## YOUR OBJECTIVE
Transcribe the records exactly. Pictures do not belong in the transcription.

## ENTRIES PROVIDED

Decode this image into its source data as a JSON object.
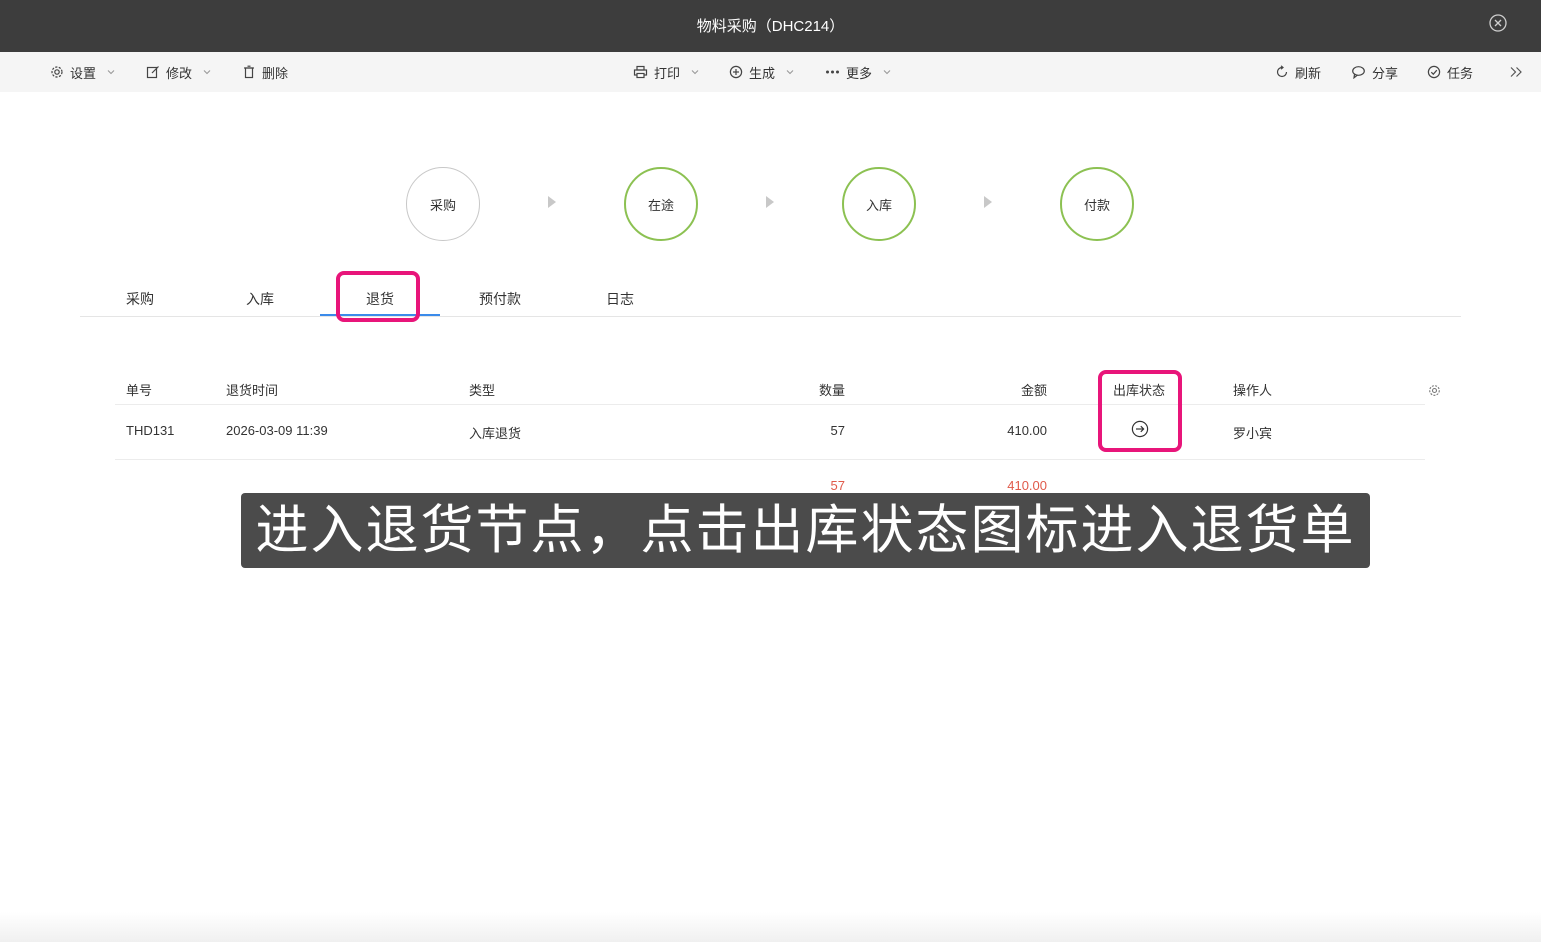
{
  "window": {
    "title": "物料采购（DHC214）"
  },
  "toolbar": {
    "left": [
      {
        "label": "设置",
        "icon": "gear-icon",
        "dropdown": true
      },
      {
        "label": "修改",
        "icon": "edit-icon",
        "dropdown": true
      },
      {
        "label": "删除",
        "icon": "trash-icon",
        "dropdown": false
      }
    ],
    "center": [
      {
        "label": "打印",
        "icon": "printer-icon",
        "dropdown": true
      },
      {
        "label": "生成",
        "icon": "plus-circle-icon",
        "dropdown": true
      },
      {
        "label": "更多",
        "icon": "more-icon",
        "dropdown": true
      }
    ],
    "right": [
      {
        "label": "刷新",
        "icon": "refresh-icon"
      },
      {
        "label": "分享",
        "icon": "chat-icon"
      },
      {
        "label": "任务",
        "icon": "check-circle-icon"
      }
    ]
  },
  "flow": [
    {
      "label": "采购",
      "state": "pending"
    },
    {
      "label": "在途",
      "state": "done"
    },
    {
      "label": "入库",
      "state": "done"
    },
    {
      "label": "付款",
      "state": "done"
    }
  ],
  "tabs": [
    {
      "label": "采购",
      "active": false
    },
    {
      "label": "入库",
      "active": false
    },
    {
      "label": "退货",
      "active": true
    },
    {
      "label": "预付款",
      "active": false
    },
    {
      "label": "日志",
      "active": false
    }
  ],
  "table": {
    "headers": {
      "no": "单号",
      "time": "退货时间",
      "type": "类型",
      "qty": "数量",
      "amount": "金额",
      "status": "出库状态",
      "operator": "操作人"
    },
    "rows": [
      {
        "no": "THD131",
        "time": "2026-03-09 11:39",
        "type": "入库退货",
        "qty": "57",
        "amount": "410.00",
        "status_icon": "arrow-right-circle-icon",
        "operator": "罗小宾"
      }
    ],
    "summary": {
      "qty": "57",
      "amount": "410.00"
    }
  },
  "caption": "进入退货节点，点击出库状态图标进入退货单",
  "colors": {
    "highlight": "#e8157a",
    "flow_done": "#8cc152",
    "tab_active": "#3b8bea",
    "summary": "#e05a4a"
  }
}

## THE RESPONSE
Decode this image into its source data as a JSON object.
{
  "window": {
    "title": "物料采购（DHC214）"
  },
  "toolbar": {
    "left": [
      {
        "label": "设置",
        "icon": "gear-icon",
        "dropdown": true
      },
      {
        "label": "修改",
        "icon": "edit-icon",
        "dropdown": true
      },
      {
        "label": "删除",
        "icon": "trash-icon",
        "dropdown": false
      }
    ],
    "center": [
      {
        "label": "打印",
        "icon": "printer-icon",
        "dropdown": true
      },
      {
        "label": "生成",
        "icon": "plus-circle-icon",
        "dropdown": true
      },
      {
        "label": "更多",
        "icon": "more-icon",
        "dropdown": true
      }
    ],
    "right": [
      {
        "label": "刷新",
        "icon": "refresh-icon"
      },
      {
        "label": "分享",
        "icon": "chat-icon"
      },
      {
        "label": "任务",
        "icon": "check-circle-icon"
      }
    ]
  },
  "flow": [
    {
      "label": "采购",
      "state": "pending"
    },
    {
      "label": "在途",
      "state": "done"
    },
    {
      "label": "入库",
      "state": "done"
    },
    {
      "label": "付款",
      "state": "done"
    }
  ],
  "tabs": [
    {
      "label": "采购",
      "active": false
    },
    {
      "label": "入库",
      "active": false
    },
    {
      "label": "退货",
      "active": true
    },
    {
      "label": "预付款",
      "active": false
    },
    {
      "label": "日志",
      "active": false
    }
  ],
  "table": {
    "headers": {
      "no": "单号",
      "time": "退货时间",
      "type": "类型",
      "qty": "数量",
      "amount": "金额",
      "status": "出库状态",
      "operator": "操作人"
    },
    "rows": [
      {
        "no": "THD131",
        "time": "2026-03-09 11:39",
        "type": "入库退货",
        "qty": "57",
        "amount": "410.00",
        "status_icon": "arrow-right-circle-icon",
        "operator": "罗小宾"
      }
    ],
    "summary": {
      "qty": "57",
      "amount": "410.00"
    }
  },
  "caption": "进入退货节点，点击出库状态图标进入退货单",
  "colors": {
    "highlight": "#e8157a",
    "flow_done": "#8cc152",
    "tab_active": "#3b8bea",
    "summary": "#e05a4a"
  }
}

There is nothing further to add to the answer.